— START OF Material for the task —
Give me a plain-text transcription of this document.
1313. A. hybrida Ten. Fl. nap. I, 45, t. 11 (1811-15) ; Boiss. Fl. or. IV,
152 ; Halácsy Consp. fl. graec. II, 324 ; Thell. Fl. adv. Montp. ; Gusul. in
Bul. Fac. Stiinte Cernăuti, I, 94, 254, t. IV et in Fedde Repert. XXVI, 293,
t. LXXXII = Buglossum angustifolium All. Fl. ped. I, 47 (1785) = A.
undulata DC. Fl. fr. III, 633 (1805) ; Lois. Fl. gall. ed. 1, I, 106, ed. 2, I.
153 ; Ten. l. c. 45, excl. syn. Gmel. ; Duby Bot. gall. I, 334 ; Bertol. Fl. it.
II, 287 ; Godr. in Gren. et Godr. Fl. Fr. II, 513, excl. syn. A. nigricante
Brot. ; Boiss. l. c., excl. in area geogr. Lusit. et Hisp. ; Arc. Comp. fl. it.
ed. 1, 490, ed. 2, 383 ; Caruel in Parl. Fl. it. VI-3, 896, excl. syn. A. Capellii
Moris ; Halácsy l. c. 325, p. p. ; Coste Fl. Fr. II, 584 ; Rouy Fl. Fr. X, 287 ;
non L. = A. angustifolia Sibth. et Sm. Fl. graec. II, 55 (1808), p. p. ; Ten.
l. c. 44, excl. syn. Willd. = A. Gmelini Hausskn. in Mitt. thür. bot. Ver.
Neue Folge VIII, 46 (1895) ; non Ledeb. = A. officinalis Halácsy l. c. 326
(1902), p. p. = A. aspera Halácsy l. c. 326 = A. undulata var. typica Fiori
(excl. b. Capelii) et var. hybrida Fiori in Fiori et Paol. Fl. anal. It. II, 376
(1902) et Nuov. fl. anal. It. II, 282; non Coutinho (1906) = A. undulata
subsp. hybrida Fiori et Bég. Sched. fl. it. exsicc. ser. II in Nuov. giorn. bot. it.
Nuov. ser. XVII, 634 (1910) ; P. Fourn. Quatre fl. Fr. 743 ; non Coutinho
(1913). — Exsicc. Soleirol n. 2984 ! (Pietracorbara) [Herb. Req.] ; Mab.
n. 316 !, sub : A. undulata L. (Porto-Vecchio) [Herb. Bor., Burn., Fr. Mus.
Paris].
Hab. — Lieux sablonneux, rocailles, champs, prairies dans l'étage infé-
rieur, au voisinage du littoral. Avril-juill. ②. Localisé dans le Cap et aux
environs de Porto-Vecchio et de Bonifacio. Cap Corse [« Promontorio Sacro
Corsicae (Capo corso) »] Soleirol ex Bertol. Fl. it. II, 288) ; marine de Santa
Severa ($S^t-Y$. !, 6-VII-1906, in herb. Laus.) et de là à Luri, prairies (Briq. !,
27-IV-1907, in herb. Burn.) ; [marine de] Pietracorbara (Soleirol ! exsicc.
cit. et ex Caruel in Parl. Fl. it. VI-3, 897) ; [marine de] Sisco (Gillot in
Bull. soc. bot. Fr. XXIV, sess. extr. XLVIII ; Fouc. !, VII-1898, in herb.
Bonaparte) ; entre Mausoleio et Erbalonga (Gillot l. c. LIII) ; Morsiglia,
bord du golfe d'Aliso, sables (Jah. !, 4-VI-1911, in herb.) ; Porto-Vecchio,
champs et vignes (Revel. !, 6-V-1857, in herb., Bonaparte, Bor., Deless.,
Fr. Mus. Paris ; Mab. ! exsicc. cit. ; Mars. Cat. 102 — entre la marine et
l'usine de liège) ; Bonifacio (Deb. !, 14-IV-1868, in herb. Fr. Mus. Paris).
— END OF Material for the task —
Task prompt:
Every line above that contains the word "Fiori" should be reported.

Written solution:
(1902), p. p. = A. aspera Halácsy l. c. 326 = A. undulata var. typica Fiori
(excl. b. Capelii) et var. hybrida Fiori in Fiori et Paol. Fl. anal. It. II, 376
subsp. hybrida Fiori et Bég. Sched. fl. it. exsicc. ser. II in Nuov. giorn. bot. it.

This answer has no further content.